Set down each line of the data below exactly as it stands, dropping the pictures.

══ Dataset

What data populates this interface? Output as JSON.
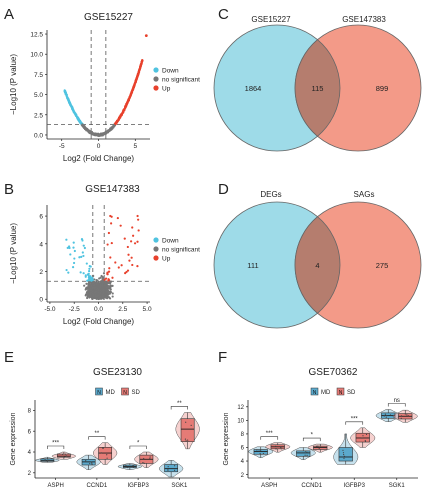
{
  "colors": {
    "down": "#4fc3e0",
    "ns": "#777777",
    "up": "#e8412c",
    "venn_left": "#9edbe8",
    "venn_right": "#f39a88",
    "venn_overlap": "#b57d6e",
    "box_md": "#5ba9cc",
    "box_sd": "#e57b76"
  },
  "chart_data": [
    {
      "panel": "A",
      "type": "scatter",
      "title": "GSE15227",
      "xlabel": "Log2 (Fold Change)",
      "ylabel": "−Log10 (P value)",
      "xlim": [
        -7,
        7
      ],
      "ylim": [
        -0.5,
        13
      ],
      "xticks": [
        "-5",
        "0",
        "5"
      ],
      "yticks": [
        "0.0",
        "2.5",
        "5.0",
        "7.5",
        "10.0",
        "12.5"
      ],
      "threshold_x": [
        -1,
        1
      ],
      "threshold_y": 1.3,
      "legend": [
        "Down",
        "no significant",
        "Up"
      ],
      "legend_placement": "right",
      "series": [
        {
          "name": "Down",
          "shape": "left arm of V-shaped curve",
          "x_range": [
            -4.6,
            -1
          ],
          "y_range": [
            1.3,
            3.5
          ]
        },
        {
          "name": "no significant",
          "shape": "bottom of V-shaped curve",
          "x_range": [
            -1,
            1
          ],
          "y_range": [
            0,
            1.3
          ]
        },
        {
          "name": "Up",
          "shape": "right arm of V-shaped curve",
          "x_range": [
            1,
            6
          ],
          "y_range": [
            1.3,
            9.5
          ],
          "outlier": [
            6.5,
            12.3
          ]
        }
      ]
    },
    {
      "panel": "B",
      "type": "scatter",
      "title": "GSE147383",
      "xlabel": "Log2 (Fold Change)",
      "ylabel": "−Log10 (P value)",
      "xlim": [
        -5.3,
        5.3
      ],
      "ylim": [
        -0.2,
        6.8
      ],
      "xticks": [
        "-5.0",
        "-2.5",
        "0.0",
        "2.5",
        "5.0"
      ],
      "yticks": [
        "0",
        "2",
        "4",
        "6"
      ],
      "threshold_x": [
        -0.585,
        0.585
      ],
      "threshold_y": 1.3,
      "legend": [
        "Down",
        "no significant",
        "Up"
      ],
      "legend_placement": "right",
      "series": [
        {
          "name": "Down",
          "x_range": [
            -3.5,
            -0.6
          ],
          "y_range": [
            1.3,
            4.5
          ]
        },
        {
          "name": "no significant",
          "x_range": [
            -1.8,
            1.8
          ],
          "y_range": [
            0,
            5.6
          ]
        },
        {
          "name": "Up",
          "x_range": [
            0.6,
            4.3
          ],
          "y_range": [
            1.3,
            6.2
          ]
        }
      ]
    },
    {
      "panel": "C",
      "type": "venn",
      "sets": [
        "GSE15227",
        "GSE147383"
      ],
      "values": [
        1864,
        115,
        899
      ]
    },
    {
      "panel": "D",
      "type": "venn",
      "sets": [
        "DEGs",
        "SAGs"
      ],
      "values": [
        111,
        4,
        275
      ]
    },
    {
      "panel": "E",
      "type": "box",
      "title": "GSE23130",
      "ylabel": "Gene expression",
      "ylim": [
        1.5,
        9
      ],
      "yticks": [
        "2",
        "4",
        "6",
        "8"
      ],
      "categories": [
        "ASPH",
        "CCND1",
        "IGFBP3",
        "SGK1"
      ],
      "legend": [
        "MD",
        "SD"
      ],
      "legend_keys": [
        "N",
        "N"
      ],
      "legend_placement": "top",
      "significance": [
        "***",
        "**",
        "*",
        "**"
      ],
      "series": [
        {
          "name": "MD",
          "boxes": [
            {
              "min": 3.0,
              "q1": 3.1,
              "median": 3.2,
              "q3": 3.35,
              "max": 3.5
            },
            {
              "min": 2.3,
              "q1": 2.75,
              "median": 3.05,
              "q3": 3.3,
              "max": 3.7
            },
            {
              "min": 2.3,
              "q1": 2.5,
              "median": 2.6,
              "q3": 2.75,
              "max": 2.9
            },
            {
              "min": 1.6,
              "q1": 2.1,
              "median": 2.4,
              "q3": 2.8,
              "max": 3.2
            }
          ]
        },
        {
          "name": "SD",
          "boxes": [
            {
              "min": 3.3,
              "q1": 3.5,
              "median": 3.6,
              "q3": 3.8,
              "max": 4.0
            },
            {
              "min": 2.8,
              "q1": 3.3,
              "median": 3.9,
              "q3": 4.45,
              "max": 4.9
            },
            {
              "min": 2.5,
              "q1": 2.9,
              "median": 3.3,
              "q3": 3.7,
              "max": 4.0
            },
            {
              "min": 4.3,
              "q1": 5.0,
              "median": 6.2,
              "q3": 7.2,
              "max": 7.8
            }
          ]
        }
      ]
    },
    {
      "panel": "F",
      "type": "box",
      "title": "GSE70362",
      "ylabel": "Gene expression",
      "ylim": [
        1.5,
        13
      ],
      "yticks": [
        "2",
        "4",
        "6",
        "8",
        "10",
        "12"
      ],
      "categories": [
        "ASPH",
        "CCND1",
        "IGFBP3",
        "SGK1"
      ],
      "legend": [
        "MD",
        "SD"
      ],
      "legend_keys": [
        "N",
        "N"
      ],
      "legend_placement": "top",
      "significance": [
        "***",
        "*",
        "***",
        "ns"
      ],
      "series": [
        {
          "name": "MD",
          "boxes": [
            {
              "min": 4.5,
              "q1": 5.0,
              "median": 5.4,
              "q3": 5.7,
              "max": 6.1
            },
            {
              "min": 4.2,
              "q1": 4.7,
              "median": 5.2,
              "q3": 5.5,
              "max": 6.0
            },
            {
              "min": 3.5,
              "q1": 4.0,
              "median": 4.6,
              "q3": 6.0,
              "max": 8.0
            },
            {
              "min": 9.8,
              "q1": 10.3,
              "median": 10.7,
              "q3": 11.1,
              "max": 11.6
            }
          ]
        },
        {
          "name": "SD",
          "boxes": [
            {
              "min": 5.3,
              "q1": 5.8,
              "median": 6.1,
              "q3": 6.4,
              "max": 6.7
            },
            {
              "min": 5.3,
              "q1": 5.7,
              "median": 6.0,
              "q3": 6.2,
              "max": 6.5
            },
            {
              "min": 6.0,
              "q1": 6.8,
              "median": 7.4,
              "q3": 8.1,
              "max": 8.9
            },
            {
              "min": 9.7,
              "q1": 10.2,
              "median": 10.6,
              "q3": 11.0,
              "max": 11.5
            }
          ]
        }
      ]
    }
  ]
}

════

Answer to this problem ->
What data populates this interface? Output as JSON.
{
  "colors": {
    "down": "#4fc3e0",
    "ns": "#777777",
    "up": "#e8412c",
    "venn_left": "#9edbe8",
    "venn_right": "#f39a88",
    "venn_overlap": "#b57d6e",
    "box_md": "#5ba9cc",
    "box_sd": "#e57b76"
  },
  "chart_data": [
    {
      "panel": "A",
      "type": "scatter",
      "title": "GSE15227",
      "xlabel": "Log2 (Fold Change)",
      "ylabel": "−Log10 (P value)",
      "xlim": [
        -7,
        7
      ],
      "ylim": [
        -0.5,
        13
      ],
      "xticks": [
        "-5",
        "0",
        "5"
      ],
      "yticks": [
        "0.0",
        "2.5",
        "5.0",
        "7.5",
        "10.0",
        "12.5"
      ],
      "threshold_x": [
        -1,
        1
      ],
      "threshold_y": 1.3,
      "legend": [
        "Down",
        "no significant",
        "Up"
      ],
      "legend_placement": "right",
      "series": [
        {
          "name": "Down",
          "shape": "left arm of V-shaped curve",
          "x_range": [
            -4.6,
            -1
          ],
          "y_range": [
            1.3,
            3.5
          ]
        },
        {
          "name": "no significant",
          "shape": "bottom of V-shaped curve",
          "x_range": [
            -1,
            1
          ],
          "y_range": [
            0,
            1.3
          ]
        },
        {
          "name": "Up",
          "shape": "right arm of V-shaped curve",
          "x_range": [
            1,
            6
          ],
          "y_range": [
            1.3,
            9.5
          ],
          "outlier": [
            6.5,
            12.3
          ]
        }
      ]
    },
    {
      "panel": "B",
      "type": "scatter",
      "title": "GSE147383",
      "xlabel": "Log2 (Fold Change)",
      "ylabel": "−Log10 (P value)",
      "xlim": [
        -5.3,
        5.3
      ],
      "ylim": [
        -0.2,
        6.8
      ],
      "xticks": [
        "-5.0",
        "-2.5",
        "0.0",
        "2.5",
        "5.0"
      ],
      "yticks": [
        "0",
        "2",
        "4",
        "6"
      ],
      "threshold_x": [
        -0.585,
        0.585
      ],
      "threshold_y": 1.3,
      "legend": [
        "Down",
        "no significant",
        "Up"
      ],
      "legend_placement": "right",
      "series": [
        {
          "name": "Down",
          "x_range": [
            -3.5,
            -0.6
          ],
          "y_range": [
            1.3,
            4.5
          ]
        },
        {
          "name": "no significant",
          "x_range": [
            -1.8,
            1.8
          ],
          "y_range": [
            0,
            5.6
          ]
        },
        {
          "name": "Up",
          "x_range": [
            0.6,
            4.3
          ],
          "y_range": [
            1.3,
            6.2
          ]
        }
      ]
    },
    {
      "panel": "C",
      "type": "venn",
      "sets": [
        "GSE15227",
        "GSE147383"
      ],
      "values": [
        1864,
        115,
        899
      ]
    },
    {
      "panel": "D",
      "type": "venn",
      "sets": [
        "DEGs",
        "SAGs"
      ],
      "values": [
        111,
        4,
        275
      ]
    },
    {
      "panel": "E",
      "type": "box",
      "title": "GSE23130",
      "ylabel": "Gene expression",
      "ylim": [
        1.5,
        9
      ],
      "yticks": [
        "2",
        "4",
        "6",
        "8"
      ],
      "categories": [
        "ASPH",
        "CCND1",
        "IGFBP3",
        "SGK1"
      ],
      "legend": [
        "MD",
        "SD"
      ],
      "legend_keys": [
        "N",
        "N"
      ],
      "legend_placement": "top",
      "significance": [
        "***",
        "**",
        "*",
        "**"
      ],
      "series": [
        {
          "name": "MD",
          "boxes": [
            {
              "min": 3.0,
              "q1": 3.1,
              "median": 3.2,
              "q3": 3.35,
              "max": 3.5
            },
            {
              "min": 2.3,
              "q1": 2.75,
              "median": 3.05,
              "q3": 3.3,
              "max": 3.7
            },
            {
              "min": 2.3,
              "q1": 2.5,
              "median": 2.6,
              "q3": 2.75,
              "max": 2.9
            },
            {
              "min": 1.6,
              "q1": 2.1,
              "median": 2.4,
              "q3": 2.8,
              "max": 3.2
            }
          ]
        },
        {
          "name": "SD",
          "boxes": [
            {
              "min": 3.3,
              "q1": 3.5,
              "median": 3.6,
              "q3": 3.8,
              "max": 4.0
            },
            {
              "min": 2.8,
              "q1": 3.3,
              "median": 3.9,
              "q3": 4.45,
              "max": 4.9
            },
            {
              "min": 2.5,
              "q1": 2.9,
              "median": 3.3,
              "q3": 3.7,
              "max": 4.0
            },
            {
              "min": 4.3,
              "q1": 5.0,
              "median": 6.2,
              "q3": 7.2,
              "max": 7.8
            }
          ]
        }
      ]
    },
    {
      "panel": "F",
      "type": "box",
      "title": "GSE70362",
      "ylabel": "Gene expression",
      "ylim": [
        1.5,
        13
      ],
      "yticks": [
        "2",
        "4",
        "6",
        "8",
        "10",
        "12"
      ],
      "categories": [
        "ASPH",
        "CCND1",
        "IGFBP3",
        "SGK1"
      ],
      "legend": [
        "MD",
        "SD"
      ],
      "legend_keys": [
        "N",
        "N"
      ],
      "legend_placement": "top",
      "significance": [
        "***",
        "*",
        "***",
        "ns"
      ],
      "series": [
        {
          "name": "MD",
          "boxes": [
            {
              "min": 4.5,
              "q1": 5.0,
              "median": 5.4,
              "q3": 5.7,
              "max": 6.1
            },
            {
              "min": 4.2,
              "q1": 4.7,
              "median": 5.2,
              "q3": 5.5,
              "max": 6.0
            },
            {
              "min": 3.5,
              "q1": 4.0,
              "median": 4.6,
              "q3": 6.0,
              "max": 8.0
            },
            {
              "min": 9.8,
              "q1": 10.3,
              "median": 10.7,
              "q3": 11.1,
              "max": 11.6
            }
          ]
        },
        {
          "name": "SD",
          "boxes": [
            {
              "min": 5.3,
              "q1": 5.8,
              "median": 6.1,
              "q3": 6.4,
              "max": 6.7
            },
            {
              "min": 5.3,
              "q1": 5.7,
              "median": 6.0,
              "q3": 6.2,
              "max": 6.5
            },
            {
              "min": 6.0,
              "q1": 6.8,
              "median": 7.4,
              "q3": 8.1,
              "max": 8.9
            },
            {
              "min": 9.7,
              "q1": 10.2,
              "median": 10.6,
              "q3": 11.0,
              "max": 11.5
            }
          ]
        }
      ]
    }
  ]
}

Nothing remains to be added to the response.